*** Supplied records ***

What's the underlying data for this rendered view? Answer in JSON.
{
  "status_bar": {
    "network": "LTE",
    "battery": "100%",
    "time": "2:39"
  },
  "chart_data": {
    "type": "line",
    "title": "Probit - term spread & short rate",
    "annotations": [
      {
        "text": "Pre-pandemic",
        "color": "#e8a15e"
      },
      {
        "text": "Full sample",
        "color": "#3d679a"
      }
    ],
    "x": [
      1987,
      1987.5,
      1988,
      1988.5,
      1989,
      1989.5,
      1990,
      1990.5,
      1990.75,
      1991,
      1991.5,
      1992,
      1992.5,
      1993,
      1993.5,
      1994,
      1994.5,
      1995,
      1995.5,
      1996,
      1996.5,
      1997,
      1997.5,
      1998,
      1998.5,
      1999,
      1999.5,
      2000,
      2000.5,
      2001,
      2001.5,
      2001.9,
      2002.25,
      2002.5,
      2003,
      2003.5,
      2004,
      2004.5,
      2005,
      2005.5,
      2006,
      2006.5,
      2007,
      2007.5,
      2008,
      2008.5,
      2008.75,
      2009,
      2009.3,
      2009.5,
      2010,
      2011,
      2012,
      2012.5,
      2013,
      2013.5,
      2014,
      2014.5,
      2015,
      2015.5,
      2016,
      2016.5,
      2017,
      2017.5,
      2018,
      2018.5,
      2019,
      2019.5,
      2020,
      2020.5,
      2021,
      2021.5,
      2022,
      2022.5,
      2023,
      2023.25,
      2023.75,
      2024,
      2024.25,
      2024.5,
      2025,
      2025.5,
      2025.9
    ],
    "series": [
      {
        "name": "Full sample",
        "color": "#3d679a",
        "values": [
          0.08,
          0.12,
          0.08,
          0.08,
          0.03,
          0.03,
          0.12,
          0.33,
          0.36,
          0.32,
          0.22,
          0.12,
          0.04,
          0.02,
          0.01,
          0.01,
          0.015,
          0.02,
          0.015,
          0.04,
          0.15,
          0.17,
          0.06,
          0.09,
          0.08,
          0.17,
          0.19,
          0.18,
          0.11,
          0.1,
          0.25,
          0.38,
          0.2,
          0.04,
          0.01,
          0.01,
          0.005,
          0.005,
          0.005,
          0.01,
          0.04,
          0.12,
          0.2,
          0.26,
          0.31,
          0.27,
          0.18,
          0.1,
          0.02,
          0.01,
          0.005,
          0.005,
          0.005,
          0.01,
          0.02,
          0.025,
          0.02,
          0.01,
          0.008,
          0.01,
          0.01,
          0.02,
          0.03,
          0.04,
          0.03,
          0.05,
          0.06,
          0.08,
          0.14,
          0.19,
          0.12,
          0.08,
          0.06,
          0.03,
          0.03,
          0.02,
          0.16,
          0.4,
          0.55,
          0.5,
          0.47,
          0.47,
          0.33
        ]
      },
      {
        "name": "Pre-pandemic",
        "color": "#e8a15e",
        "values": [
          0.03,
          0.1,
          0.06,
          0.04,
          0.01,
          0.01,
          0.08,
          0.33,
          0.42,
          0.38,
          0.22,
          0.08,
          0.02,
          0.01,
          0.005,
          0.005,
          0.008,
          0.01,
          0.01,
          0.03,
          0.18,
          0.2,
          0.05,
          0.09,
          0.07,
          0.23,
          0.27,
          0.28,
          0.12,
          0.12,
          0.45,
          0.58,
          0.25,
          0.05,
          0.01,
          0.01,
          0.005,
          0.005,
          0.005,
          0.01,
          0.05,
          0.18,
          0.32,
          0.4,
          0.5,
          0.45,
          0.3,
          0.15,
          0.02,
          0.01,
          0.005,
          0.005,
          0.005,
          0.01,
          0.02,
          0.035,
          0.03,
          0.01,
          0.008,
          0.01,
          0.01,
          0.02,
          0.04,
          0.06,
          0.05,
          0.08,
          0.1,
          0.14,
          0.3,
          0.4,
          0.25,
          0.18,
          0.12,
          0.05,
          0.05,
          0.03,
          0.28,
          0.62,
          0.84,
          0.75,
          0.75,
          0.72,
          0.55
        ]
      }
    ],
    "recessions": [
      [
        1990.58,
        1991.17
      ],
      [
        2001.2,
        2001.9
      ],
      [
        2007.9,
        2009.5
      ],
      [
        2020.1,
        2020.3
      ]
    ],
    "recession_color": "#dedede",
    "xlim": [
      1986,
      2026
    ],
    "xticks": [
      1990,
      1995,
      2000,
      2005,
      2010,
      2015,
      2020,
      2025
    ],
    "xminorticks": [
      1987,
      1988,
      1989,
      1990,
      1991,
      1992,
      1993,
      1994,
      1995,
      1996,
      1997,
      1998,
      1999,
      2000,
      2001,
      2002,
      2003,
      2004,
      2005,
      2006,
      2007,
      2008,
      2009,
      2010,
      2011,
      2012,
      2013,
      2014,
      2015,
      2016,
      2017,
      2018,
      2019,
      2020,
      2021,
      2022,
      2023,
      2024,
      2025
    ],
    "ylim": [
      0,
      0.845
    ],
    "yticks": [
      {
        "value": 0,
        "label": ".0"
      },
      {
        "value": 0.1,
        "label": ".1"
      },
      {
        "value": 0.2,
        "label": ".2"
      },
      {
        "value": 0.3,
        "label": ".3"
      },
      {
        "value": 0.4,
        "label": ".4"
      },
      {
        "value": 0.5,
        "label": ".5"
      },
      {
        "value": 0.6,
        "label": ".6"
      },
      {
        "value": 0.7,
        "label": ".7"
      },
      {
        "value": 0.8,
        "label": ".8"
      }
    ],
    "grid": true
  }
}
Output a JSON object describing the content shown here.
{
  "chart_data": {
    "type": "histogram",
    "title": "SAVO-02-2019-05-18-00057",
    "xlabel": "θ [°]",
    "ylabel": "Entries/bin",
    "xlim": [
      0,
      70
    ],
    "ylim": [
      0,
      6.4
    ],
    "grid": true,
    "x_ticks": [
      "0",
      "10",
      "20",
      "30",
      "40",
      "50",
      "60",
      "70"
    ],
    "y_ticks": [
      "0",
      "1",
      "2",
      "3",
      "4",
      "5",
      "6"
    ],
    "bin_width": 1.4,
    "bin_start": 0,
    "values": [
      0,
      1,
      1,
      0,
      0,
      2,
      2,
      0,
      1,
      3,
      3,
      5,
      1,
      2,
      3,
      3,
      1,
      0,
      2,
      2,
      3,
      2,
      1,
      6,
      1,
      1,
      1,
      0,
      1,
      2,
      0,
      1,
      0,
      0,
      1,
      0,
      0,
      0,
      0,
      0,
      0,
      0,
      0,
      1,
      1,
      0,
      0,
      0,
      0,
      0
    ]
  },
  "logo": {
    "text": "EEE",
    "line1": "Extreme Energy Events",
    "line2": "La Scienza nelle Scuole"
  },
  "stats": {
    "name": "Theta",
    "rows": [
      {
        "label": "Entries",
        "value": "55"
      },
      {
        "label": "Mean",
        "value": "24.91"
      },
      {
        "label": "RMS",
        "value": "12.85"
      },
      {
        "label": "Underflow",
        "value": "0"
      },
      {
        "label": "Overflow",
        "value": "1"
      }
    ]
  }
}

***

Repeat the data precisely, line by line.

## Written answer
What's the underlying data for this rendered view? Answer in JSON.
{
  "status_bar": {
    "network": "LTE",
    "battery": "100%",
    "time": "2:39"
  },
  "chart_data": {
    "type": "line",
    "title": "Probit - term spread & short rate",
    "annotations": [
      {
        "text": "Pre-pandemic",
        "color": "#e8a15e"
      },
      {
        "text": "Full sample",
        "color": "#3d679a"
      }
    ],
    "x": [
      1987,
      1987.5,
      1988,
      1988.5,
      1989,
      1989.5,
      1990,
      1990.5,
      1990.75,
      1991,
      1991.5,
      1992,
      1992.5,
      1993,
      1993.5,
      1994,
      1994.5,
      1995,
      1995.5,
      1996,
      1996.5,
      1997,
      1997.5,
      1998,
      1998.5,
      1999,
      1999.5,
      2000,
      2000.5,
      2001,
      2001.5,
      2001.9,
      2002.25,
      2002.5,
      2003,
      2003.5,
      2004,
      2004.5,
      2005,
      2005.5,
      2006,
      2006.5,
      2007,
      2007.5,
      2008,
      2008.5,
      2008.75,
      2009,
      2009.3,
      2009.5,
      2010,
      2011,
      2012,
      2012.5,
      2013,
      2013.5,
      2014,
      2014.5,
      2015,
      2015.5,
      2016,
      2016.5,
      2017,
      2017.5,
      2018,
      2018.5,
      2019,
      2019.5,
      2020,
      2020.5,
      2021,
      2021.5,
      2022,
      2022.5,
      2023,
      2023.25,
      2023.75,
      2024,
      2024.25,
      2024.5,
      2025,
      2025.5,
      2025.9
    ],
    "series": [
      {
        "name": "Full sample",
        "color": "#3d679a",
        "values": [
          0.08,
          0.12,
          0.08,
          0.08,
          0.03,
          0.03,
          0.12,
          0.33,
          0.36,
          0.32,
          0.22,
          0.12,
          0.04,
          0.02,
          0.01,
          0.01,
          0.015,
          0.02,
          0.015,
          0.04,
          0.15,
          0.17,
          0.06,
          0.09,
          0.08,
          0.17,
          0.19,
          0.18,
          0.11,
          0.1,
          0.25,
          0.38,
          0.2,
          0.04,
          0.01,
          0.01,
          0.005,
          0.005,
          0.005,
          0.01,
          0.04,
          0.12,
          0.2,
          0.26,
          0.31,
          0.27,
          0.18,
          0.1,
          0.02,
          0.01,
          0.005,
          0.005,
          0.005,
          0.01,
          0.02,
          0.025,
          0.02,
          0.01,
          0.008,
          0.01,
          0.01,
          0.02,
          0.03,
          0.04,
          0.03,
          0.05,
          0.06,
          0.08,
          0.14,
          0.19,
          0.12,
          0.08,
          0.06,
          0.03,
          0.03,
          0.02,
          0.16,
          0.4,
          0.55,
          0.5,
          0.47,
          0.47,
          0.33
        ]
      },
      {
        "name": "Pre-pandemic",
        "color": "#e8a15e",
        "values": [
          0.03,
          0.1,
          0.06,
          0.04,
          0.01,
          0.01,
          0.08,
          0.33,
          0.42,
          0.38,
          0.22,
          0.08,
          0.02,
          0.01,
          0.005,
          0.005,
          0.008,
          0.01,
          0.01,
          0.03,
          0.18,
          0.2,
          0.05,
          0.09,
          0.07,
          0.23,
          0.27,
          0.28,
          0.12,
          0.12,
          0.45,
          0.58,
          0.25,
          0.05,
          0.01,
          0.01,
          0.005,
          0.005,
          0.005,
          0.01,
          0.05,
          0.18,
          0.32,
          0.4,
          0.5,
          0.45,
          0.3,
          0.15,
          0.02,
          0.01,
          0.005,
          0.005,
          0.005,
          0.01,
          0.02,
          0.035,
          0.03,
          0.01,
          0.008,
          0.01,
          0.01,
          0.02,
          0.04,
          0.06,
          0.05,
          0.08,
          0.1,
          0.14,
          0.3,
          0.4,
          0.25,
          0.18,
          0.12,
          0.05,
          0.05,
          0.03,
          0.28,
          0.62,
          0.84,
          0.75,
          0.75,
          0.72,
          0.55
        ]
      }
    ],
    "recessions": [
      [
        1990.58,
        1991.17
      ],
      [
        2001.2,
        2001.9
      ],
      [
        2007.9,
        2009.5
      ],
      [
        2020.1,
        2020.3
      ]
    ],
    "recession_color": "#dedede",
    "xlim": [
      1986,
      2026
    ],
    "xticks": [
      1990,
      1995,
      2000,
      2005,
      2010,
      2015,
      2020,
      2025
    ],
    "xminorticks": [
      1987,
      1988,
      1989,
      1990,
      1991,
      1992,
      1993,
      1994,
      1995,
      1996,
      1997,
      1998,
      1999,
      2000,
      2001,
      2002,
      2003,
      2004,
      2005,
      2006,
      2007,
      2008,
      2009,
      2010,
      2011,
      2012,
      2013,
      2014,
      2015,
      2016,
      2017,
      2018,
      2019,
      2020,
      2021,
      2022,
      2023,
      2024,
      2025
    ],
    "ylim": [
      0,
      0.845
    ],
    "yticks": [
      {
        "value": 0,
        "label": ".0"
      },
      {
        "value": 0.1,
        "label": ".1"
      },
      {
        "value": 0.2,
        "label": ".2"
      },
      {
        "value": 0.3,
        "label": ".3"
      },
      {
        "value": 0.4,
        "label": ".4"
      },
      {
        "value": 0.5,
        "label": ".5"
      },
      {
        "value": 0.6,
        "label": ".6"
      },
      {
        "value": 0.7,
        "label": ".7"
      },
      {
        "value": 0.8,
        "label": ".8"
      }
    ],
    "grid": true
  }
}
Output a JSON object describing the content shown here.
{
  "chart_data": {
    "type": "histogram",
    "title": "SAVO-02-2019-05-18-00057",
    "xlabel": "θ [°]",
    "ylabel": "Entries/bin",
    "xlim": [
      0,
      70
    ],
    "ylim": [
      0,
      6.4
    ],
    "grid": true,
    "x_ticks": [
      "0",
      "10",
      "20",
      "30",
      "40",
      "50",
      "60",
      "70"
    ],
    "y_ticks": [
      "0",
      "1",
      "2",
      "3",
      "4",
      "5",
      "6"
    ],
    "bin_width": 1.4,
    "bin_start": 0,
    "values": [
      0,
      1,
      1,
      0,
      0,
      2,
      2,
      0,
      1,
      3,
      3,
      5,
      1,
      2,
      3,
      3,
      1,
      0,
      2,
      2,
      3,
      2,
      1,
      6,
      1,
      1,
      1,
      0,
      1,
      2,
      0,
      1,
      0,
      0,
      1,
      0,
      0,
      0,
      0,
      0,
      0,
      0,
      0,
      1,
      1,
      0,
      0,
      0,
      0,
      0
    ]
  },
  "logo": {
    "text": "EEE",
    "line1": "Extreme Energy Events",
    "line2": "La Scienza nelle Scuole"
  },
  "stats": {
    "name": "Theta",
    "rows": [
      {
        "label": "Entries",
        "value": "55"
      },
      {
        "label": "Mean",
        "value": "24.91"
      },
      {
        "label": "RMS",
        "value": "12.85"
      },
      {
        "label": "Underflow",
        "value": "0"
      },
      {
        "label": "Overflow",
        "value": "1"
      }
    ]
  }
}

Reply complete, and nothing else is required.